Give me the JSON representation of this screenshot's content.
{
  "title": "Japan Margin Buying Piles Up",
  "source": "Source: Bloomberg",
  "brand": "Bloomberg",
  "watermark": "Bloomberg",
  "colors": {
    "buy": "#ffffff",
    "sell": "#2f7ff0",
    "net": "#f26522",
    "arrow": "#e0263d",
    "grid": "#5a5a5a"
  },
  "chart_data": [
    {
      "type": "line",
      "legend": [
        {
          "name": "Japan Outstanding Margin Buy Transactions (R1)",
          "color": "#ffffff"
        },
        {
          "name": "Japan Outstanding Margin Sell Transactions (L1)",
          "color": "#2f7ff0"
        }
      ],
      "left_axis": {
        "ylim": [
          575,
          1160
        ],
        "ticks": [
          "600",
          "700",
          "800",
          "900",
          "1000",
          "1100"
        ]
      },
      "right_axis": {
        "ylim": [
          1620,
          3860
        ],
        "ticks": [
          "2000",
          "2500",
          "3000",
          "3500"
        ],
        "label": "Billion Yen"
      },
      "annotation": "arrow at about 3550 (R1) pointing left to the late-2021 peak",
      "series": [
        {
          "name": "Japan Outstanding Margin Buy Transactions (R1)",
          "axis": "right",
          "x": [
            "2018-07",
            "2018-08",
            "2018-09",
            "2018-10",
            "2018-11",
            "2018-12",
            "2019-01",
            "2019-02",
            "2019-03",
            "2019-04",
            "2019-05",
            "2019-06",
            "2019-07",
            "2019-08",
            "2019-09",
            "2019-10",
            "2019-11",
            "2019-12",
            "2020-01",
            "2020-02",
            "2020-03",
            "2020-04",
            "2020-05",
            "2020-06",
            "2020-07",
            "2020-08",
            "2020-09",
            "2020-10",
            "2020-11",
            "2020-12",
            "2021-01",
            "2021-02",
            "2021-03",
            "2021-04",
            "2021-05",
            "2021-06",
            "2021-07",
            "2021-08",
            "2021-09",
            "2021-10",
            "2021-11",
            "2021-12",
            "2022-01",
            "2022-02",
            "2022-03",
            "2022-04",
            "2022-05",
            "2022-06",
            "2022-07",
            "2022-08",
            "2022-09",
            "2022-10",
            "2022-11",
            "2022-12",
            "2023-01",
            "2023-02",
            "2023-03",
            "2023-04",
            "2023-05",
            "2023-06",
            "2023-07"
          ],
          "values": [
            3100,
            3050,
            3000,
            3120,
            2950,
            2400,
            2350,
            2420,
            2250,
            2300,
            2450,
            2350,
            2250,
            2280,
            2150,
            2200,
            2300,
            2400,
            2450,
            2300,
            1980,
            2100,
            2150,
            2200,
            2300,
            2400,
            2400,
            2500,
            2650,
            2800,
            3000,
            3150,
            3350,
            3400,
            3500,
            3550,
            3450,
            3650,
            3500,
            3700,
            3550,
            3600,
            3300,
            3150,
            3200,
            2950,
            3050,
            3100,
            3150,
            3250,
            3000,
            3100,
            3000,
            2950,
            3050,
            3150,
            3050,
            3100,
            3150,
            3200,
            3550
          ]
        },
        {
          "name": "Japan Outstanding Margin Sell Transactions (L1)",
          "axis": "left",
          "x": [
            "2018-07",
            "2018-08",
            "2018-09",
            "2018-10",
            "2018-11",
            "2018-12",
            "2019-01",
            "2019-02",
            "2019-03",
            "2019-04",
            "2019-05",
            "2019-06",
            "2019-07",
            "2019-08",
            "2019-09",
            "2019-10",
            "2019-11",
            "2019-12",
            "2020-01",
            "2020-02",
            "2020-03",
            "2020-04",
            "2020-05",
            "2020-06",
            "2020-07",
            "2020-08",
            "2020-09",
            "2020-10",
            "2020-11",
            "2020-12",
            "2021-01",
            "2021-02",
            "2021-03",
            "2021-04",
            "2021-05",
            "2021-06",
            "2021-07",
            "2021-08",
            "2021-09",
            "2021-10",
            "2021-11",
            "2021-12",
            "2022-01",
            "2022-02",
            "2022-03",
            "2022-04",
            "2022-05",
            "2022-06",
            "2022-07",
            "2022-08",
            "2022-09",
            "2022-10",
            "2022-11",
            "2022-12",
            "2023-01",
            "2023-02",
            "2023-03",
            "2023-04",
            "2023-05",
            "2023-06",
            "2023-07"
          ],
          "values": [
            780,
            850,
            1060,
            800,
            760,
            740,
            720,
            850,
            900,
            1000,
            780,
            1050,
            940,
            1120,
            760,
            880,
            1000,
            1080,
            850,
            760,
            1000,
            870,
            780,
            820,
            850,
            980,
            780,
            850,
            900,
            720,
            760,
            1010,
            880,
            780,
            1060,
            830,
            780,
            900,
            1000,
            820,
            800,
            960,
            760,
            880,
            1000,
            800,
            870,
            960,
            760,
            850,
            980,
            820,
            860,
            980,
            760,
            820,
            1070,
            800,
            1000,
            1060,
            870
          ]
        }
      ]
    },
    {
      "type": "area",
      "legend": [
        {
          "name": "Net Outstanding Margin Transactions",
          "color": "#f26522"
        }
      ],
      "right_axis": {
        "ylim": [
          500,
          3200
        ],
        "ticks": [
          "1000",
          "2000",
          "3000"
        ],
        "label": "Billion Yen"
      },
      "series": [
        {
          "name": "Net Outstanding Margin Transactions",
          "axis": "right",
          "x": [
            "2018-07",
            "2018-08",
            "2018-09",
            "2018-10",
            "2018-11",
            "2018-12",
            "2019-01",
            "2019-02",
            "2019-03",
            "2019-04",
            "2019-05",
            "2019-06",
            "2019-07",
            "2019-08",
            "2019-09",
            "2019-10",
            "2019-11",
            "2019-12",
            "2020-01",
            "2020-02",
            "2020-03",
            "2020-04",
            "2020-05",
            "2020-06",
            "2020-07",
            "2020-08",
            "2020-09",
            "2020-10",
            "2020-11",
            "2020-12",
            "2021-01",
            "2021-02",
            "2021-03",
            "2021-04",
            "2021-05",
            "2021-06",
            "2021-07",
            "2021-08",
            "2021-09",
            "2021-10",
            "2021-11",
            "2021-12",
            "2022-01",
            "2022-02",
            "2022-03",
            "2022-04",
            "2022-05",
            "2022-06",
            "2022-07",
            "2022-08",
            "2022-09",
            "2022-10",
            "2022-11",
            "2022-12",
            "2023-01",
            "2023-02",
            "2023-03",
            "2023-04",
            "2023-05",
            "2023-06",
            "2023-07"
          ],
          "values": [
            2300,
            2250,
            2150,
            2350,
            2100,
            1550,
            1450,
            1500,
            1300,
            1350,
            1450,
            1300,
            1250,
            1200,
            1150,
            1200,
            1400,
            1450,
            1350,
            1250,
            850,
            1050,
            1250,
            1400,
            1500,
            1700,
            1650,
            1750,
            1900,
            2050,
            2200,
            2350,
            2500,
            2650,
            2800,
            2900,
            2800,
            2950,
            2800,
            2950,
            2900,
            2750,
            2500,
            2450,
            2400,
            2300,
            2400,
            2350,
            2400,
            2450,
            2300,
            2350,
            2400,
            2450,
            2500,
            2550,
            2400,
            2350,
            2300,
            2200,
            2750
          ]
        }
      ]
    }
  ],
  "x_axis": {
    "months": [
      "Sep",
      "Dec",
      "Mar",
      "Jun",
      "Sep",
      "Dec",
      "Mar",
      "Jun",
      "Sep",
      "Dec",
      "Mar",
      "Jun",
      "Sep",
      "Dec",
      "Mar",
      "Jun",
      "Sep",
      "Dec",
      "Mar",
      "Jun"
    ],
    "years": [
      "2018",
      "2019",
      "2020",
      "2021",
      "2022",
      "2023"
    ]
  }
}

___

* Job:
Quote the entire listing above exactly.

* Complete response:
Give me the JSON representation of this screenshot's content.
{
  "title": "Japan Margin Buying Piles Up",
  "source": "Source: Bloomberg",
  "brand": "Bloomberg",
  "watermark": "Bloomberg",
  "colors": {
    "buy": "#ffffff",
    "sell": "#2f7ff0",
    "net": "#f26522",
    "arrow": "#e0263d",
    "grid": "#5a5a5a"
  },
  "chart_data": [
    {
      "type": "line",
      "legend": [
        {
          "name": "Japan Outstanding Margin Buy Transactions (R1)",
          "color": "#ffffff"
        },
        {
          "name": "Japan Outstanding Margin Sell Transactions (L1)",
          "color": "#2f7ff0"
        }
      ],
      "left_axis": {
        "ylim": [
          575,
          1160
        ],
        "ticks": [
          "600",
          "700",
          "800",
          "900",
          "1000",
          "1100"
        ]
      },
      "right_axis": {
        "ylim": [
          1620,
          3860
        ],
        "ticks": [
          "2000",
          "2500",
          "3000",
          "3500"
        ],
        "label": "Billion Yen"
      },
      "annotation": "arrow at about 3550 (R1) pointing left to the late-2021 peak",
      "series": [
        {
          "name": "Japan Outstanding Margin Buy Transactions (R1)",
          "axis": "right",
          "x": [
            "2018-07",
            "2018-08",
            "2018-09",
            "2018-10",
            "2018-11",
            "2018-12",
            "2019-01",
            "2019-02",
            "2019-03",
            "2019-04",
            "2019-05",
            "2019-06",
            "2019-07",
            "2019-08",
            "2019-09",
            "2019-10",
            "2019-11",
            "2019-12",
            "2020-01",
            "2020-02",
            "2020-03",
            "2020-04",
            "2020-05",
            "2020-06",
            "2020-07",
            "2020-08",
            "2020-09",
            "2020-10",
            "2020-11",
            "2020-12",
            "2021-01",
            "2021-02",
            "2021-03",
            "2021-04",
            "2021-05",
            "2021-06",
            "2021-07",
            "2021-08",
            "2021-09",
            "2021-10",
            "2021-11",
            "2021-12",
            "2022-01",
            "2022-02",
            "2022-03",
            "2022-04",
            "2022-05",
            "2022-06",
            "2022-07",
            "2022-08",
            "2022-09",
            "2022-10",
            "2022-11",
            "2022-12",
            "2023-01",
            "2023-02",
            "2023-03",
            "2023-04",
            "2023-05",
            "2023-06",
            "2023-07"
          ],
          "values": [
            3100,
            3050,
            3000,
            3120,
            2950,
            2400,
            2350,
            2420,
            2250,
            2300,
            2450,
            2350,
            2250,
            2280,
            2150,
            2200,
            2300,
            2400,
            2450,
            2300,
            1980,
            2100,
            2150,
            2200,
            2300,
            2400,
            2400,
            2500,
            2650,
            2800,
            3000,
            3150,
            3350,
            3400,
            3500,
            3550,
            3450,
            3650,
            3500,
            3700,
            3550,
            3600,
            3300,
            3150,
            3200,
            2950,
            3050,
            3100,
            3150,
            3250,
            3000,
            3100,
            3000,
            2950,
            3050,
            3150,
            3050,
            3100,
            3150,
            3200,
            3550
          ]
        },
        {
          "name": "Japan Outstanding Margin Sell Transactions (L1)",
          "axis": "left",
          "x": [
            "2018-07",
            "2018-08",
            "2018-09",
            "2018-10",
            "2018-11",
            "2018-12",
            "2019-01",
            "2019-02",
            "2019-03",
            "2019-04",
            "2019-05",
            "2019-06",
            "2019-07",
            "2019-08",
            "2019-09",
            "2019-10",
            "2019-11",
            "2019-12",
            "2020-01",
            "2020-02",
            "2020-03",
            "2020-04",
            "2020-05",
            "2020-06",
            "2020-07",
            "2020-08",
            "2020-09",
            "2020-10",
            "2020-11",
            "2020-12",
            "2021-01",
            "2021-02",
            "2021-03",
            "2021-04",
            "2021-05",
            "2021-06",
            "2021-07",
            "2021-08",
            "2021-09",
            "2021-10",
            "2021-11",
            "2021-12",
            "2022-01",
            "2022-02",
            "2022-03",
            "2022-04",
            "2022-05",
            "2022-06",
            "2022-07",
            "2022-08",
            "2022-09",
            "2022-10",
            "2022-11",
            "2022-12",
            "2023-01",
            "2023-02",
            "2023-03",
            "2023-04",
            "2023-05",
            "2023-06",
            "2023-07"
          ],
          "values": [
            780,
            850,
            1060,
            800,
            760,
            740,
            720,
            850,
            900,
            1000,
            780,
            1050,
            940,
            1120,
            760,
            880,
            1000,
            1080,
            850,
            760,
            1000,
            870,
            780,
            820,
            850,
            980,
            780,
            850,
            900,
            720,
            760,
            1010,
            880,
            780,
            1060,
            830,
            780,
            900,
            1000,
            820,
            800,
            960,
            760,
            880,
            1000,
            800,
            870,
            960,
            760,
            850,
            980,
            820,
            860,
            980,
            760,
            820,
            1070,
            800,
            1000,
            1060,
            870
          ]
        }
      ]
    },
    {
      "type": "area",
      "legend": [
        {
          "name": "Net Outstanding Margin Transactions",
          "color": "#f26522"
        }
      ],
      "right_axis": {
        "ylim": [
          500,
          3200
        ],
        "ticks": [
          "1000",
          "2000",
          "3000"
        ],
        "label": "Billion Yen"
      },
      "series": [
        {
          "name": "Net Outstanding Margin Transactions",
          "axis": "right",
          "x": [
            "2018-07",
            "2018-08",
            "2018-09",
            "2018-10",
            "2018-11",
            "2018-12",
            "2019-01",
            "2019-02",
            "2019-03",
            "2019-04",
            "2019-05",
            "2019-06",
            "2019-07",
            "2019-08",
            "2019-09",
            "2019-10",
            "2019-11",
            "2019-12",
            "2020-01",
            "2020-02",
            "2020-03",
            "2020-04",
            "2020-05",
            "2020-06",
            "2020-07",
            "2020-08",
            "2020-09",
            "2020-10",
            "2020-11",
            "2020-12",
            "2021-01",
            "2021-02",
            "2021-03",
            "2021-04",
            "2021-05",
            "2021-06",
            "2021-07",
            "2021-08",
            "2021-09",
            "2021-10",
            "2021-11",
            "2021-12",
            "2022-01",
            "2022-02",
            "2022-03",
            "2022-04",
            "2022-05",
            "2022-06",
            "2022-07",
            "2022-08",
            "2022-09",
            "2022-10",
            "2022-11",
            "2022-12",
            "2023-01",
            "2023-02",
            "2023-03",
            "2023-04",
            "2023-05",
            "2023-06",
            "2023-07"
          ],
          "values": [
            2300,
            2250,
            2150,
            2350,
            2100,
            1550,
            1450,
            1500,
            1300,
            1350,
            1450,
            1300,
            1250,
            1200,
            1150,
            1200,
            1400,
            1450,
            1350,
            1250,
            850,
            1050,
            1250,
            1400,
            1500,
            1700,
            1650,
            1750,
            1900,
            2050,
            2200,
            2350,
            2500,
            2650,
            2800,
            2900,
            2800,
            2950,
            2800,
            2950,
            2900,
            2750,
            2500,
            2450,
            2400,
            2300,
            2400,
            2350,
            2400,
            2450,
            2300,
            2350,
            2400,
            2450,
            2500,
            2550,
            2400,
            2350,
            2300,
            2200,
            2750
          ]
        }
      ]
    }
  ],
  "x_axis": {
    "months": [
      "Sep",
      "Dec",
      "Mar",
      "Jun",
      "Sep",
      "Dec",
      "Mar",
      "Jun",
      "Sep",
      "Dec",
      "Mar",
      "Jun",
      "Sep",
      "Dec",
      "Mar",
      "Jun",
      "Sep",
      "Dec",
      "Mar",
      "Jun"
    ],
    "years": [
      "2018",
      "2019",
      "2020",
      "2021",
      "2022",
      "2023"
    ]
  }
}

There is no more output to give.